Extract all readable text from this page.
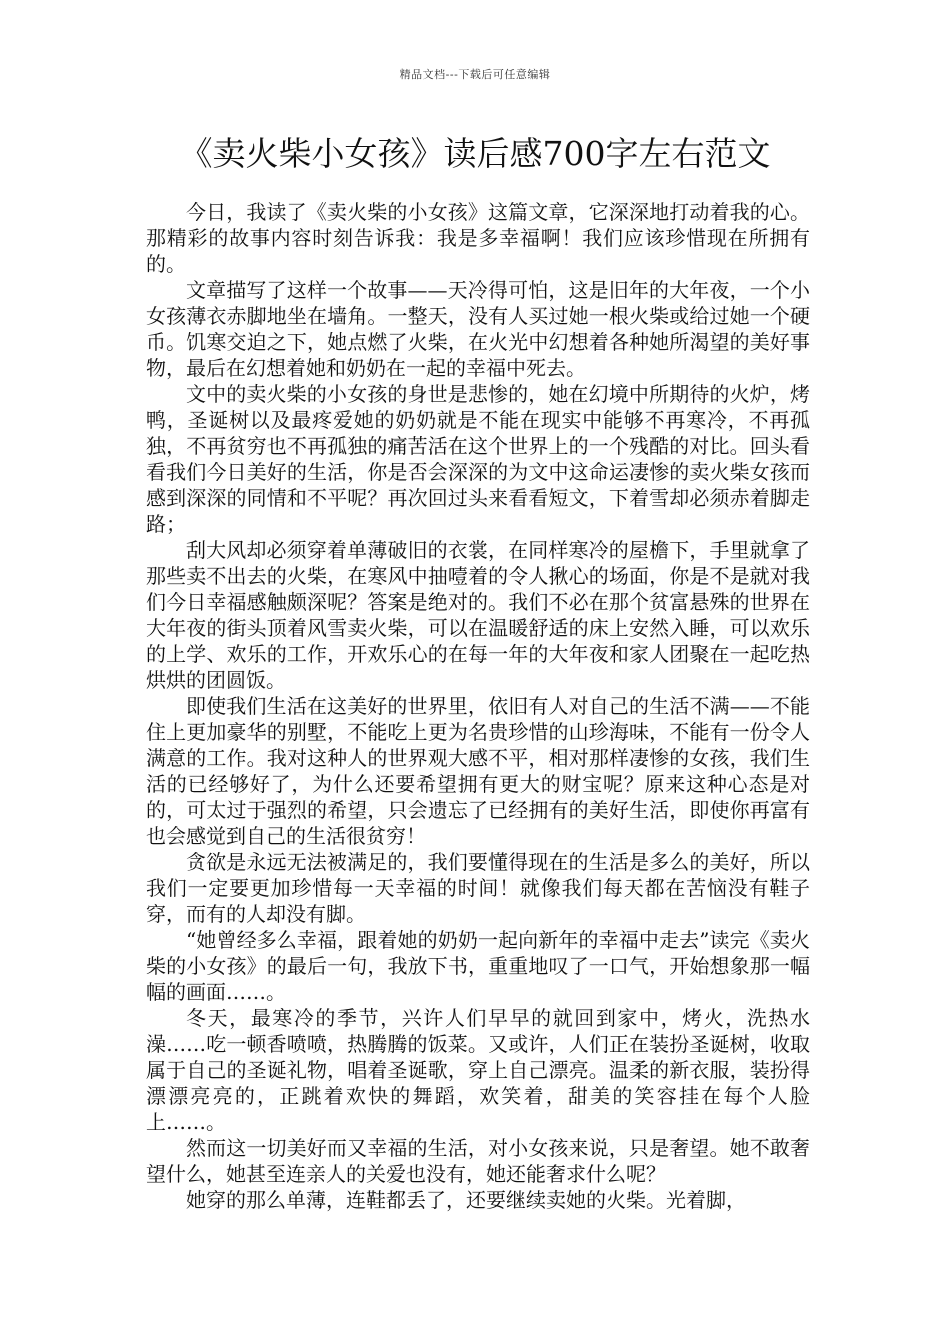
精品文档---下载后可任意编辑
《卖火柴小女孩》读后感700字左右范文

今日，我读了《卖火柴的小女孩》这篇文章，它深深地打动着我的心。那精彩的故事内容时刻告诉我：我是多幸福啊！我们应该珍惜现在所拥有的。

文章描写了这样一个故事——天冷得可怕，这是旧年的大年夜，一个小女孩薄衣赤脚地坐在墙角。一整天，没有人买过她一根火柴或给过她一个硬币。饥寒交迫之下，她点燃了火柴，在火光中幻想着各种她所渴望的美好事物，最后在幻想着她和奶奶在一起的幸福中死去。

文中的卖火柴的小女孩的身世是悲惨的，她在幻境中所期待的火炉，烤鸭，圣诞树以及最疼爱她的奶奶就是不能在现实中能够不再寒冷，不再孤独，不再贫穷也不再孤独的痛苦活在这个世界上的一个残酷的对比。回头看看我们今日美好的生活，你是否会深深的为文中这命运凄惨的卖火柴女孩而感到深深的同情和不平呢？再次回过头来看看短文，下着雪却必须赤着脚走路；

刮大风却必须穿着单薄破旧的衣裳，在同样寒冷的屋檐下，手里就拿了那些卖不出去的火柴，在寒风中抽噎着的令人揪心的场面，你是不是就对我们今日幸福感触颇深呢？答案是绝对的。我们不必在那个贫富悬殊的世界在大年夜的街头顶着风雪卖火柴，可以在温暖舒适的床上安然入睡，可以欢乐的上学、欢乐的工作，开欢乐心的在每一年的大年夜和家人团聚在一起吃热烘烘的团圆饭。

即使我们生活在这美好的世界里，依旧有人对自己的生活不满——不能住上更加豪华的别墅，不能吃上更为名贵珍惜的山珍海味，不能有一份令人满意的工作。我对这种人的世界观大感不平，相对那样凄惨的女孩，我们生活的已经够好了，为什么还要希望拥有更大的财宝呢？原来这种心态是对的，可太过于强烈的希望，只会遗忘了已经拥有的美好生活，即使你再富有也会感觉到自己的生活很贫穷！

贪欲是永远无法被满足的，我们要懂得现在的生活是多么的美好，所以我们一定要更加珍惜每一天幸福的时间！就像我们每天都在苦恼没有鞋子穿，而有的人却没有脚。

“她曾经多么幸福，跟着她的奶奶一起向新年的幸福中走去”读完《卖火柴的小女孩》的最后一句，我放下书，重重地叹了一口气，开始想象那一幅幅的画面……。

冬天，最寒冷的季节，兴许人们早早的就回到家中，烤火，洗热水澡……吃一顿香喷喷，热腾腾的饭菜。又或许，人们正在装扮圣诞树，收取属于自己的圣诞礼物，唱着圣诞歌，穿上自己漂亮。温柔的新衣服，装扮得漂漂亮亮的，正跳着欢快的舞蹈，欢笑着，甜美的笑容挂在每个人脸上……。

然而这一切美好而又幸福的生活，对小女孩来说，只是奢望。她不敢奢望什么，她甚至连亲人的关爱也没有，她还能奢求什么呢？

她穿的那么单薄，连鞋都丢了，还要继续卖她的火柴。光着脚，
* * *
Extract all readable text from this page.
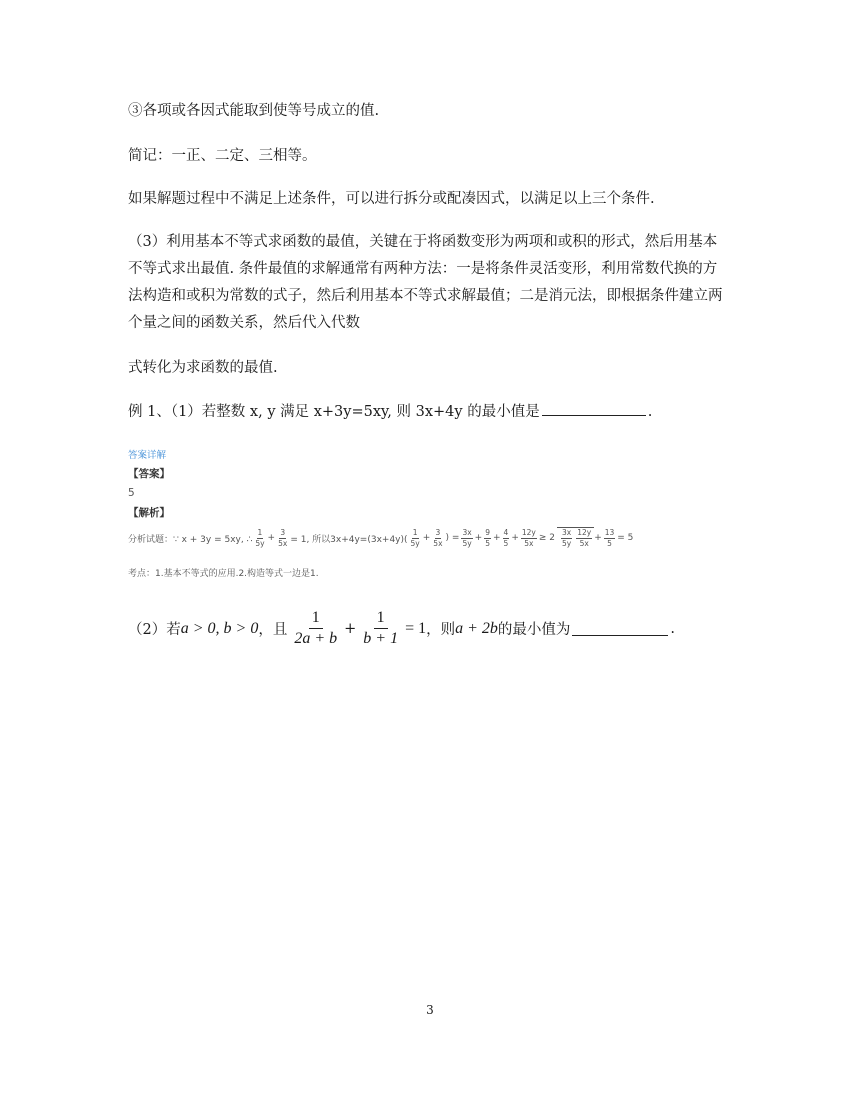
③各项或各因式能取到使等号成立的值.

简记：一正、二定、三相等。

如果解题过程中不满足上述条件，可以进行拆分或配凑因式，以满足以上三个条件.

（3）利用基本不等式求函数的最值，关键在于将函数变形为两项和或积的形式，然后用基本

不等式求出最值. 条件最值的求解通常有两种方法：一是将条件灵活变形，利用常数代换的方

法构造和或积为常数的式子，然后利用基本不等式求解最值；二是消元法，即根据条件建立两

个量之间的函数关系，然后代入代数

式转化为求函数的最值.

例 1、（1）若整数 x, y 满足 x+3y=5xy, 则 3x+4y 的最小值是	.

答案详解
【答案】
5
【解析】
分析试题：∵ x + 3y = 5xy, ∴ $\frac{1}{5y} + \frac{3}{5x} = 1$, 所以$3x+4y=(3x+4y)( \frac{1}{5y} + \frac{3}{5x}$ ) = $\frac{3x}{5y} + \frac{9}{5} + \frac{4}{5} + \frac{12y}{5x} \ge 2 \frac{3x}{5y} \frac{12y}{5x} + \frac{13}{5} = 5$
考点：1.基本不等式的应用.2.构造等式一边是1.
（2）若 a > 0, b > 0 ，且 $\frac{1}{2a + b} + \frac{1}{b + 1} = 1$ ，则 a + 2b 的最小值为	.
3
* * *
WHAT THIS TASK INVOLVES
Copy every line from the entries that contains the word "frac".

SOLUTION FOR THIS PROBLEM
分析试题：∵ x + 3y = 5xy, ∴ $\frac{1}{5y} + \frac{3}{5x} = 1$, 所以$3x+4y=(3x+4y)( \frac{1}{5y} + \frac{3}{5x}$ ) = $\frac{3x}{5y} + \frac{9}{5} + \frac{4}{5} + \frac{12y}{5x} \ge 2 \frac{3x}{5y} \frac{12y}{5x} + \frac{13}{5} = 5$
（2）若 a > 0, b > 0 ，且 $\frac{1}{2a + b} + \frac{1}{b + 1} = 1$ ，则 a + 2b 的最小值为	.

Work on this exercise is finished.